Je voudrais maintenant étudier comment le cynisme a posé la question de la vie philosophique et comment il l'a pratiqué. On trouve un certain nombre d'éléments qui rattachent la pratique cynique aux autres philosophies :

  1. La philosophie est une préparation à la vie.
  2. Cette préparation à la vie implique que l'on s'occupe avant tout de soi-même.
  3. Pour s'occuper de soi-même, il faut étudier seulement ce qui est utile pour l'existence
  4. Il faut rendre sa vie conforme aux préceptes qu'on formule.

 

Mais à ces quatre principes si généraux, les cyniques en ajoutaient un cinquième très différent : "il faut changer la valeur de la monnaie". Il faut entendre cela en deux sens :

  • Un sens péjoratif : une altération malhonnête de la monnaie.
  • Un sens positif : rétablir la vraie valeur de la monnaie.

 

Ce principe passe pour le principe le plus fondamental et le plus caractéristique des cyniques.

================================

Recopiez fidèlement le passage de l'extrait sur le cynisme qui commence à « Mais à ces quatre » et se termine à « caractéristique des cyniques. ».

MATÉRIEL FOURNI:

================================

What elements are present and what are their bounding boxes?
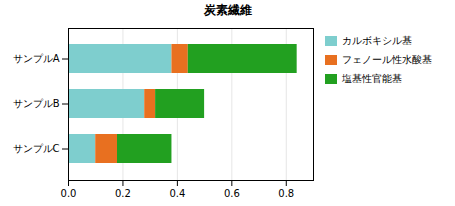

================================

SOLUTION PROPOSÉE:
Mais à ces quatre principes si généraux, les cyniques en ajoutaient un cinquième très différent : "il faut changer la valeur de la monnaie". Il faut entendre cela en deux sens :

  • Un sens péjoratif : une altération malhonnête de la monnaie.
  • Un sens positif : rétablir la vraie valeur de la monnaie.

 

Ce principe passe pour le principe le plus fondamental et le plus caractéristique des cyniques.